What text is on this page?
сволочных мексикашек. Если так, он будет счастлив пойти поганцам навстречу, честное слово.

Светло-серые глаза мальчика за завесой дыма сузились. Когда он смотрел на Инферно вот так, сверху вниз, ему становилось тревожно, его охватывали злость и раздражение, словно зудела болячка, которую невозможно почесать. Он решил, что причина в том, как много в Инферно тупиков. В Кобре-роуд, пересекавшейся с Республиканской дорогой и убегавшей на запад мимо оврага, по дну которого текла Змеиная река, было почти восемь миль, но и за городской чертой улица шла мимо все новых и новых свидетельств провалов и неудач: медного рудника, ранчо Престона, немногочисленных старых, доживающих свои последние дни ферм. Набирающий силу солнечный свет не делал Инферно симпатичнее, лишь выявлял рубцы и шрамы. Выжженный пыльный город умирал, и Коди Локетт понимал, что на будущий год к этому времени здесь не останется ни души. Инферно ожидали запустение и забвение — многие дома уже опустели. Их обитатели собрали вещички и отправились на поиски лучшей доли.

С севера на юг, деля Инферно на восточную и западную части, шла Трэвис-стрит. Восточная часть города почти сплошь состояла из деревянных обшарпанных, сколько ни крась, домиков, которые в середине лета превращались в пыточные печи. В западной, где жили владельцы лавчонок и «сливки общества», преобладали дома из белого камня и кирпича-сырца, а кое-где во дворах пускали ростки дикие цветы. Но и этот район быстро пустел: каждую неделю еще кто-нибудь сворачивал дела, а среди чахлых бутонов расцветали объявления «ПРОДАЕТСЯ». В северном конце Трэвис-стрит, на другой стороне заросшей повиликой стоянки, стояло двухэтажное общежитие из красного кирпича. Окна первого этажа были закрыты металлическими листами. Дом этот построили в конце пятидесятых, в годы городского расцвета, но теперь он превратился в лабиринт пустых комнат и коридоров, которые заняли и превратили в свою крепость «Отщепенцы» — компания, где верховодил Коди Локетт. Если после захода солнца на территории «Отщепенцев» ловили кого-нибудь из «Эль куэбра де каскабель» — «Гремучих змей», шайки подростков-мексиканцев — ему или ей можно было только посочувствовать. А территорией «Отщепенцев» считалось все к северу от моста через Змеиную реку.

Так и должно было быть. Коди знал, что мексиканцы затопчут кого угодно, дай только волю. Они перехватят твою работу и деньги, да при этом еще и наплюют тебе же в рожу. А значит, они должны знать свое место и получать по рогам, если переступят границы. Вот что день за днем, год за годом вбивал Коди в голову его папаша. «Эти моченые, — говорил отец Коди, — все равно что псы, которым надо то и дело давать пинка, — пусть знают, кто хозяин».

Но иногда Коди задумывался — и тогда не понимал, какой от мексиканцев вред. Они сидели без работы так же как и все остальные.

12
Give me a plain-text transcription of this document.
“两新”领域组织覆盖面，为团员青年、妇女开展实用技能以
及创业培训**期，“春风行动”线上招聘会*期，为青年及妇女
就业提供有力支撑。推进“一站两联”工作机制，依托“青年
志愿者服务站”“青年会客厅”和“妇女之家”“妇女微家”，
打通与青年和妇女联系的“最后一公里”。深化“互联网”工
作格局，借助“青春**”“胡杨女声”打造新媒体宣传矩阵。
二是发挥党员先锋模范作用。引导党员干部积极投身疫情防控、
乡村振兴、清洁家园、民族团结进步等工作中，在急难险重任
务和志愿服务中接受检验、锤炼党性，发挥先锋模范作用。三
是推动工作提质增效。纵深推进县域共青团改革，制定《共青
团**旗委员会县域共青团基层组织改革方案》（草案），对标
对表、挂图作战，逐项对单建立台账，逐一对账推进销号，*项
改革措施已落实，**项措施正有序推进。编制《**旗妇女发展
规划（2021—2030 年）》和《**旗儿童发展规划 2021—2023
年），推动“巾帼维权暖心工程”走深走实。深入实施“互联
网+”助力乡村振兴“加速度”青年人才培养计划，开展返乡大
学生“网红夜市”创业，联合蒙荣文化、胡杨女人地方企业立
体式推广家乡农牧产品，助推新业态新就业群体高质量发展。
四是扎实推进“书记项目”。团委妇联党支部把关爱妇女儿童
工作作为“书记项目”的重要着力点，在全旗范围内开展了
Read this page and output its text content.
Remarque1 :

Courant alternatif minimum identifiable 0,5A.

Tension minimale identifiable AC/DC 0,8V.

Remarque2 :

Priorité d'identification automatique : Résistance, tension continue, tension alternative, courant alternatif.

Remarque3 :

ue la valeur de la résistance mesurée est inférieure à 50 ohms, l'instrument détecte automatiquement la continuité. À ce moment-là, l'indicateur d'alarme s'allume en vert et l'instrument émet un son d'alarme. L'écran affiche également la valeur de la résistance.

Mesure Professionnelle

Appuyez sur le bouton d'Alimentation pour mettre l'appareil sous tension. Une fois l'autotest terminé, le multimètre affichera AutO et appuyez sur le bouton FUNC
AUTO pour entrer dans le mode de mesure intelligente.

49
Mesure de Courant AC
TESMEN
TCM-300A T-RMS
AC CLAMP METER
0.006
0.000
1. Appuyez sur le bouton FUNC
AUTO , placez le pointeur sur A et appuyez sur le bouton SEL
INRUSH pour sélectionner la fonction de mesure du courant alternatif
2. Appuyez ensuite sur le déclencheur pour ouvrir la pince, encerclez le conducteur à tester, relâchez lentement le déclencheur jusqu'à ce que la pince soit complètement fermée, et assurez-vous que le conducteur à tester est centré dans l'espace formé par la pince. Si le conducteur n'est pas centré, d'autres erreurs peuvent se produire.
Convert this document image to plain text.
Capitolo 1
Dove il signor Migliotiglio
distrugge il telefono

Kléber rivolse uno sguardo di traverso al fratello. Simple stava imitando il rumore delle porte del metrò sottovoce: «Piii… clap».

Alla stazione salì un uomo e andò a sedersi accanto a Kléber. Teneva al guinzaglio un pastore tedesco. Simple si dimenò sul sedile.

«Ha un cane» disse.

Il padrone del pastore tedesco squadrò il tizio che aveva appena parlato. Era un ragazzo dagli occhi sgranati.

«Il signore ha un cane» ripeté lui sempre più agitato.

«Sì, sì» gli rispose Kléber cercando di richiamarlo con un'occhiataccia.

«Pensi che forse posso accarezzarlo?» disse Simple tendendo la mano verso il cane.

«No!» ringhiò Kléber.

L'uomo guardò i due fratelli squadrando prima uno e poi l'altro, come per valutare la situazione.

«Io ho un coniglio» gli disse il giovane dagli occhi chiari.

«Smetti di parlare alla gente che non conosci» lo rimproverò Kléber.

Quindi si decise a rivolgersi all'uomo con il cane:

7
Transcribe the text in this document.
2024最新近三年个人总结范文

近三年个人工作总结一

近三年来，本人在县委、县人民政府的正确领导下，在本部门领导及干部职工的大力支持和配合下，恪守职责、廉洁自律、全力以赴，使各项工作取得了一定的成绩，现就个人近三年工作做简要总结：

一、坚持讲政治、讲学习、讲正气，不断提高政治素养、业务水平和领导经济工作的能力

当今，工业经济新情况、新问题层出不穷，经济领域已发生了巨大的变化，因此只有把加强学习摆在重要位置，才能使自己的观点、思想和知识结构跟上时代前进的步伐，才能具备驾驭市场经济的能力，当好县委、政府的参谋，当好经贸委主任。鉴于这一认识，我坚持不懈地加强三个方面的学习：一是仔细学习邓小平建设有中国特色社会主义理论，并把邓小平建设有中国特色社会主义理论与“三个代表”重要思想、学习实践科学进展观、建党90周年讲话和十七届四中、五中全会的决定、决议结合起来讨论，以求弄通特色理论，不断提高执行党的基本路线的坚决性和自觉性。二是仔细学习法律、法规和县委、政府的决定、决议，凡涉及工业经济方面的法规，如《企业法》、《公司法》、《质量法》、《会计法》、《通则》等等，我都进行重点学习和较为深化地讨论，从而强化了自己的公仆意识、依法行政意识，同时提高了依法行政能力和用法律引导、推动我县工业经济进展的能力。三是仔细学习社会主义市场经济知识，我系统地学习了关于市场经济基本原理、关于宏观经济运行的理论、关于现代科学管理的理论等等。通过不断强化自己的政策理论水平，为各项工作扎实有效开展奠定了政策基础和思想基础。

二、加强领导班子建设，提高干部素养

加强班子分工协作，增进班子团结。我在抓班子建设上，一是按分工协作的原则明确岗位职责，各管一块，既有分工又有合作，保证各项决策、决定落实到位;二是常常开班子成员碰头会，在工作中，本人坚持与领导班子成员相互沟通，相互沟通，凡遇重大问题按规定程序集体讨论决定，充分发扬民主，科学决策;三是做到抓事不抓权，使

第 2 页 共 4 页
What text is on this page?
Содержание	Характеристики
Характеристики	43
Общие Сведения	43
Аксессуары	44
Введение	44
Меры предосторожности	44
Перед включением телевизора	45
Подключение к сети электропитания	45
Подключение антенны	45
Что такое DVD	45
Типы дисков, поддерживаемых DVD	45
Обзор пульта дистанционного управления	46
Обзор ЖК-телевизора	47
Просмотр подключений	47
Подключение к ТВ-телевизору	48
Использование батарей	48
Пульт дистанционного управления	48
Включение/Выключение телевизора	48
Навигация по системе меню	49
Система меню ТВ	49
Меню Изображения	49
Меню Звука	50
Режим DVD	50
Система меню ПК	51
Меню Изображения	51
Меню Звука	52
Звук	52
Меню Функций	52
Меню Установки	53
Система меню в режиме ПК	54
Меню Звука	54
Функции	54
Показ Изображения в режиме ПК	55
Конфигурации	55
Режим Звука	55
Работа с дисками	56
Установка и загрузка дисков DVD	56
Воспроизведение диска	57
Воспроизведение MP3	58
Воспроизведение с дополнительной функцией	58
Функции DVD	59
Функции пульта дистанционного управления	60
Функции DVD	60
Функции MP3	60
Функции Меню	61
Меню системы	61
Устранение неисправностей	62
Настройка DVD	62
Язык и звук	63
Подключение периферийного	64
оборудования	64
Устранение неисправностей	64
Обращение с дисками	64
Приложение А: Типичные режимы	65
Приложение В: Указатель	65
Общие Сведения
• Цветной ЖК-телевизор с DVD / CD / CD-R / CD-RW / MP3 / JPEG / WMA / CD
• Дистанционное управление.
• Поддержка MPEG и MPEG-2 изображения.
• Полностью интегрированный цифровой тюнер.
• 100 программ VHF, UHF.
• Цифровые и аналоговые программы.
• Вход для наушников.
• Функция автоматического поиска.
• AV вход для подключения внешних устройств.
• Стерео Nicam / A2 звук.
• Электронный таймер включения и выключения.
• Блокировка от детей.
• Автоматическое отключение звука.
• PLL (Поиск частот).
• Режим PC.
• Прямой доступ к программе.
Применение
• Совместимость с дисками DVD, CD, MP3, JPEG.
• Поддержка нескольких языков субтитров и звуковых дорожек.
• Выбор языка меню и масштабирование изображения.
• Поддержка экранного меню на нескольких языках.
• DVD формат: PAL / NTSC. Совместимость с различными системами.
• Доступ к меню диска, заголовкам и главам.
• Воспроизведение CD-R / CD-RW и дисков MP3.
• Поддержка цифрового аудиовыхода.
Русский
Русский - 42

======

*What is required*: Locate all lines in the listing above with the word "телевизора" and copy them.

*Problem solution*:
Перед включением телевизора	45
Обзор ЖК-телевизора	47
Включение/Выключение телевизора	48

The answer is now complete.